═════ Página ═════

A guerra que não acabou


Chega ao Brasil "Guerra dos Bálcãs", relato do conflito da década de 1910 que resultou no primeiro livro de John Reed


O coração de Istambul
Nosso barco se deparou com um denso emaranhado de caiks estrepitosos, com barqueiros gritando e discutindo. Abdul se levantou e gritou:
- Vardah! Saiam da frente, filhos de bestas! Abram caminho para os passageiros! Vocês estão sem passageiros, por que bloqueiam o local de desembarque?
Colocamos nossa piastra e meia sobre o banco e saltamos para terra firme em Istambul. Pela rua estreita e sinuosa com melões, legumes e barris amontoados, coberta por toldos surrados sustentados por pedaços de pua, nós nos deparamos com uma multidão de carregadores, mullahs (teólogos muçulmanos), mercadores, peregrinos e mascates. Ao modo oriental, ninguém saía do nosso caminho -nós prosseguíamos aos solavancos.
Numa rua transversal, uma fila de meninos e rapazes (cada um carregando um pão) passou marchando entre linhas de soldados.
- Recrutas -disse Daoud Bei.
Com frequência encontrávamos um oficial subalterno e dois homens armados rondando no meio da multidão, olhando atentamente os rostos dos jovens. Eles procuravam possíveis soldados que ainda não tivessem sido convocados. Gritos e batidas de pés, berros nervosos e gemidos de dor chamaram nossa atenção para uma passagem lateral, onde cerca de cem homens e mulheres de todas as raças se empurravam diante de uma loja. Bordas de fez dançavam no ar, mãos tentando pegar algo subiam e desciam, vozes engasgadas berravam e nas proximidades dois policiais batiam nas costas de quem estivesse por perto -bum! bum!
- Esperam para comprar pão -explicou Daoud. - Centenas de lugares como esse em toda a Constantinopla. Há cereal mais do que suficiente em Anatólia, mas o Exército precisa dos trens de carga. - Pelo menos é o que dizem.
Eu disse que devia haver uma maneira fácil de alimentar a cidade.
- Provavelmente -respondeu ele com um tom irônico. - Já ouviu dizer que os administradores da cidade estão retendo o suprimento para conseguir preços mais altos? Uma mentira desprezível, é claro. No entanto, tais coisas já aconteceram antes. Nossos irmãos alemães são mais ou menos responsáveis. Eles convenceram nosso governo a fazer um recenseamento da cidade, algo que nunca foi possível desde o século 15. Mas os alemães sempre acham um jeito. O governo assumiu o controle das padarias e as fechou por três dias. Depois anunciou que todos deviam requisitar um tíquete para poder comprar pão. Pouco a pouco, eles estão conseguindo registrar todos nós, pois é necessário comer. Ontem à noite, nas ruelas de Pera, passei por uma padaria onde o último pão tinha acabado de ser distribuído, com uma multidão aos gritos do lado de fora, porque tinha ficado sem pão. Primeiro eles quebraram as janelas, apesar dos porretes da polícia, e depois começaram a destruir as bandeiras turcas hasteadas em todas as casas para celebrar a queda de Novo-Georgievsk, gritando: "Não nos importamos com vitórias! Queremos pão!".

═════ Dados fornecidos ═════

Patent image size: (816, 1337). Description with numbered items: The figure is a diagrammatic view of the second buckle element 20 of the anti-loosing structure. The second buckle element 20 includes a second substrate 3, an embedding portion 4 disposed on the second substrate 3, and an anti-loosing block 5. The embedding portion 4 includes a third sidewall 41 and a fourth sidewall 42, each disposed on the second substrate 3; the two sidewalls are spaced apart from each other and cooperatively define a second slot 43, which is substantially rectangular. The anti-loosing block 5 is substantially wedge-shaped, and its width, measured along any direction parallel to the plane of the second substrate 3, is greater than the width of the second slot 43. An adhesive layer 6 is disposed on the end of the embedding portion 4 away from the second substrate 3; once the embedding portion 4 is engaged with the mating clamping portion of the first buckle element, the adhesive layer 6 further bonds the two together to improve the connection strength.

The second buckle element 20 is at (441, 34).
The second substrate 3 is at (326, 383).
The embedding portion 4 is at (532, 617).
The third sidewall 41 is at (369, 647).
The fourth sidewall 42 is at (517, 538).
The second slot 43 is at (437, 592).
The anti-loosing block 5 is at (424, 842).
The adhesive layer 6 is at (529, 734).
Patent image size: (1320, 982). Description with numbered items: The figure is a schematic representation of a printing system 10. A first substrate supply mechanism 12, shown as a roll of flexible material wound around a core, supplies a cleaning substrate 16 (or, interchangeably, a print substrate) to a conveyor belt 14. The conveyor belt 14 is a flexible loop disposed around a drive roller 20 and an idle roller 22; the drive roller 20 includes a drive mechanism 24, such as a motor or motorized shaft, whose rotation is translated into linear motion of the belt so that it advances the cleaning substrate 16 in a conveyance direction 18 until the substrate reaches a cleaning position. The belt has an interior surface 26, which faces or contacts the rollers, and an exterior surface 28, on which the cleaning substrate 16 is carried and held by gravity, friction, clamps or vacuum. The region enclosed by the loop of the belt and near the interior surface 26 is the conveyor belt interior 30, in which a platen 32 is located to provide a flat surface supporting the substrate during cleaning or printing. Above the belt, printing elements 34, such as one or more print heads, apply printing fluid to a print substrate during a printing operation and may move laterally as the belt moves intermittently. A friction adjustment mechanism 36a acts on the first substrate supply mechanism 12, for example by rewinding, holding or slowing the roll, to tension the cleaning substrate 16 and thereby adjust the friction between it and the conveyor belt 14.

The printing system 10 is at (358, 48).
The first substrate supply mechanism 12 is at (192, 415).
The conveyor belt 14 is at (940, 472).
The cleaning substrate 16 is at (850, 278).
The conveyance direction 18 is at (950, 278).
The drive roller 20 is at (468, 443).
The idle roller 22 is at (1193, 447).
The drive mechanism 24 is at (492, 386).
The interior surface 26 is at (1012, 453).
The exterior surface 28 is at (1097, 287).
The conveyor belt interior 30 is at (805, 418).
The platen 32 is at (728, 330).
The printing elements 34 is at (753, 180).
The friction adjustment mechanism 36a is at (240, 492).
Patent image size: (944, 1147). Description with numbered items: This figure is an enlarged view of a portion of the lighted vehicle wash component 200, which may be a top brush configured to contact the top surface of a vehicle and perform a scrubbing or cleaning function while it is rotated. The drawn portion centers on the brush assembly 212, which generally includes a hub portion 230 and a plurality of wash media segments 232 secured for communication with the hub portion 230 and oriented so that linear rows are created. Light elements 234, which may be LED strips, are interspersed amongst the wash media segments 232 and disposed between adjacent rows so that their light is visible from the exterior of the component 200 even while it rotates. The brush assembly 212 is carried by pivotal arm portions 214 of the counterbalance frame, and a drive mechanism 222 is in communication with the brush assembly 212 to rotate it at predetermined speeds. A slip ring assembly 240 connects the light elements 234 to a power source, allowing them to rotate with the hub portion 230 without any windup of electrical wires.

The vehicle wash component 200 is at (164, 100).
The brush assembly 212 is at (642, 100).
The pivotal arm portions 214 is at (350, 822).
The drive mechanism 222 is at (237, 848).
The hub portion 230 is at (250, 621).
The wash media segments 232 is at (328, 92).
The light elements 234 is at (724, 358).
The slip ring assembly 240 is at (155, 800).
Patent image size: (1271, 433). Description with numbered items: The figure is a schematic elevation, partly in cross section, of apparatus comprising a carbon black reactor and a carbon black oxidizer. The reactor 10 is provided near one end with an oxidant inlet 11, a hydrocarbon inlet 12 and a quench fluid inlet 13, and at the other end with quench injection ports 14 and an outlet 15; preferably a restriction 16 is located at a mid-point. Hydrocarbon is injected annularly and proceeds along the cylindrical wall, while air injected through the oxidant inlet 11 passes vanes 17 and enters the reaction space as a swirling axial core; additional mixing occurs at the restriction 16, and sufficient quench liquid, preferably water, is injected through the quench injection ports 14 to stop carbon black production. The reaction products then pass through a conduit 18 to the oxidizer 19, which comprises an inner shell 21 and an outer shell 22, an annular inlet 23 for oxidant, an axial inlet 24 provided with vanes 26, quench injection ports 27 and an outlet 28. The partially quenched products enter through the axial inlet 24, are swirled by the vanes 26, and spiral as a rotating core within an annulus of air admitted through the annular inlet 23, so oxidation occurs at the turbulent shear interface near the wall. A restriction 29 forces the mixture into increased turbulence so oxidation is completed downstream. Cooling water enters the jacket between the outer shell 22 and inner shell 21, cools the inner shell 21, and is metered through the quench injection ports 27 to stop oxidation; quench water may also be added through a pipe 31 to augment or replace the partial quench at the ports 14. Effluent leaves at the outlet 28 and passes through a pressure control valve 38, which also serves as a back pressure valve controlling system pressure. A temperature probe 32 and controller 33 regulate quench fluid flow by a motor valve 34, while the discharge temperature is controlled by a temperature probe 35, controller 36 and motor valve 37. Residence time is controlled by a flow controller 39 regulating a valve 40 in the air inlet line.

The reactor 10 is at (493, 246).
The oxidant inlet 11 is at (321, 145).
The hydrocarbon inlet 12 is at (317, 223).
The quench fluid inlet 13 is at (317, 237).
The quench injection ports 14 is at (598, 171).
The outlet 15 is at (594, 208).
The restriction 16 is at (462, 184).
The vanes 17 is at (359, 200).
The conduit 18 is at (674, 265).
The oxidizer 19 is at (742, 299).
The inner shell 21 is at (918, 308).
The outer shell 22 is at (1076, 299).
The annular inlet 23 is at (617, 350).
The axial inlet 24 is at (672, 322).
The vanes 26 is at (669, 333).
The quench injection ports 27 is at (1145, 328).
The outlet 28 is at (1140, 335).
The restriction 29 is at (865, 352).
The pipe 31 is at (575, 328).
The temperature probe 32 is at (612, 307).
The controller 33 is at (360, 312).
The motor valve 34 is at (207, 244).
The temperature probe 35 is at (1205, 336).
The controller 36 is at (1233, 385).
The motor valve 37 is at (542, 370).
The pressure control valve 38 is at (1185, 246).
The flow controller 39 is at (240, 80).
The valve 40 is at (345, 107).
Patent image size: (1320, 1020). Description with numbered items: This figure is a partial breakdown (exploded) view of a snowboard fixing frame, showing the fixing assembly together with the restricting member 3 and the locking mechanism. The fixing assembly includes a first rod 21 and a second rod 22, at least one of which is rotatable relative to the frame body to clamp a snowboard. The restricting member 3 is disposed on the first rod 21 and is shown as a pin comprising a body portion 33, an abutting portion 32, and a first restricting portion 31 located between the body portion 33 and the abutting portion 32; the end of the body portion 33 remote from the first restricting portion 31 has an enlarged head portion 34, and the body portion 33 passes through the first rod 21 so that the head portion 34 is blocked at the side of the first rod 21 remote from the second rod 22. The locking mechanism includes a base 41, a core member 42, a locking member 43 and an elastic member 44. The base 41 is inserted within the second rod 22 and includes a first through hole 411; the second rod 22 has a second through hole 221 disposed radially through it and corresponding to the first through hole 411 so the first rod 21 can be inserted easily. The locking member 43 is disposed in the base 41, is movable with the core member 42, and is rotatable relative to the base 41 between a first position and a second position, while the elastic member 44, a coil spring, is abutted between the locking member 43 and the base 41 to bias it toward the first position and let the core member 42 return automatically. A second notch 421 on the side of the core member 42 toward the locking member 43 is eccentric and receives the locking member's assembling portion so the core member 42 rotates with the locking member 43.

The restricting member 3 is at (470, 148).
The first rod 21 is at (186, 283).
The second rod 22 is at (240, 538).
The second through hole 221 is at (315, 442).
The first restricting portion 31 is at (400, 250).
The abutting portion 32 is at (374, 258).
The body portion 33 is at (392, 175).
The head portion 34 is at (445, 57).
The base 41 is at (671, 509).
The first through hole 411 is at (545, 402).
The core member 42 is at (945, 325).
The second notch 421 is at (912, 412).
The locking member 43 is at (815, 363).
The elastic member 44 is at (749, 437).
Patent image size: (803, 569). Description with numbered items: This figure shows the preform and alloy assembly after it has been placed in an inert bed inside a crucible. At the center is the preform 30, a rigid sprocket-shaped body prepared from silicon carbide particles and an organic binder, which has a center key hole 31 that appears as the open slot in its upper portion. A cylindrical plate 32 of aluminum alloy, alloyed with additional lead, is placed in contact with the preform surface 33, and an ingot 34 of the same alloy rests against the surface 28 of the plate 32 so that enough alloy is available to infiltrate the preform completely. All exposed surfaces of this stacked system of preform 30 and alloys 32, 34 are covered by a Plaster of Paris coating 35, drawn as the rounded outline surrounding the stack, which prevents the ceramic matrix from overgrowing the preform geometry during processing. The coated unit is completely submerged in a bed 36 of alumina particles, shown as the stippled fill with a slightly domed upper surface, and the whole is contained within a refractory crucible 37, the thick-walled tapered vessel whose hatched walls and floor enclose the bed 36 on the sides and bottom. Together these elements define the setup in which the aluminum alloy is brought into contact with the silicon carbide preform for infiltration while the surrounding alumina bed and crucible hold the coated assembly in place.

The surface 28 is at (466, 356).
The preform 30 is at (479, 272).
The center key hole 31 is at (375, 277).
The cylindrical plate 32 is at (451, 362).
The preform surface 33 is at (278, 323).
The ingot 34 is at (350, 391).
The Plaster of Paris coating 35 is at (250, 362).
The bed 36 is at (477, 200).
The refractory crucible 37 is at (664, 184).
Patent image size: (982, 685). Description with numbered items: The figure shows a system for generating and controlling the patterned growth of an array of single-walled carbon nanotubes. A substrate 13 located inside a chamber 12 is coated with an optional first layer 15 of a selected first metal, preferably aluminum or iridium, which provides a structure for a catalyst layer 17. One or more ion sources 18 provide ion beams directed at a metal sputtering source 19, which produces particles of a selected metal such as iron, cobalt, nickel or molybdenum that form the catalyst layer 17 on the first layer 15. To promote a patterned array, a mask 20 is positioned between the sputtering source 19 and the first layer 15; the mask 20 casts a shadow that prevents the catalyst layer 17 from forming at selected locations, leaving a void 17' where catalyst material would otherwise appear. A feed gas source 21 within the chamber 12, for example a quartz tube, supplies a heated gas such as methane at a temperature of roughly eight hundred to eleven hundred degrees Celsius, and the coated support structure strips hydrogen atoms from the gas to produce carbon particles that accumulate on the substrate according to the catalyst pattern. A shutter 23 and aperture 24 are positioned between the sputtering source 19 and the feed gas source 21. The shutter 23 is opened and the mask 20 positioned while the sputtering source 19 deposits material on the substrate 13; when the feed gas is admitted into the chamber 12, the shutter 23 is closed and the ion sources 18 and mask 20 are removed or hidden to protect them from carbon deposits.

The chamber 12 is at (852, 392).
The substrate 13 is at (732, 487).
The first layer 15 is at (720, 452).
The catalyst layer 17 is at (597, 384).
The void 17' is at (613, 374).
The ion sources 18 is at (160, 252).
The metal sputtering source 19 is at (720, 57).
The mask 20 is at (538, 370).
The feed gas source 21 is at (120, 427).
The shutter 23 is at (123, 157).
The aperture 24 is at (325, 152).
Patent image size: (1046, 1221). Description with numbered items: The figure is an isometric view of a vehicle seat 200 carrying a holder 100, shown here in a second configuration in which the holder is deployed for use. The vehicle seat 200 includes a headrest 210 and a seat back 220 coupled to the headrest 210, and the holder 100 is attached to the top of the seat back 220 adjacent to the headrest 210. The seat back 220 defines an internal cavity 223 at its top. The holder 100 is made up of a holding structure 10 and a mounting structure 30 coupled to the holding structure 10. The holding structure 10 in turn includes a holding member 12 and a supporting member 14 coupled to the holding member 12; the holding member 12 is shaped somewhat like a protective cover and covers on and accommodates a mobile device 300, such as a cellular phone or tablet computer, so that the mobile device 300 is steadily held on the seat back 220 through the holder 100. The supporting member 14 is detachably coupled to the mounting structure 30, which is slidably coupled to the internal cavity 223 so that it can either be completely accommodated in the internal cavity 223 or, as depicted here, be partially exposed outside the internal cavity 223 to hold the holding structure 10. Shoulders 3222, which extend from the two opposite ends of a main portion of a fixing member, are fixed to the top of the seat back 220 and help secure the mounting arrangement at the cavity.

═════

### Seu objetivo
Na página, o que a multidão gritava enquanto destruía as bandeiras turcas nas ruelas de Pera?

### Resposta do exercício
"Não nos importamos com vitórias! Queremos pão!"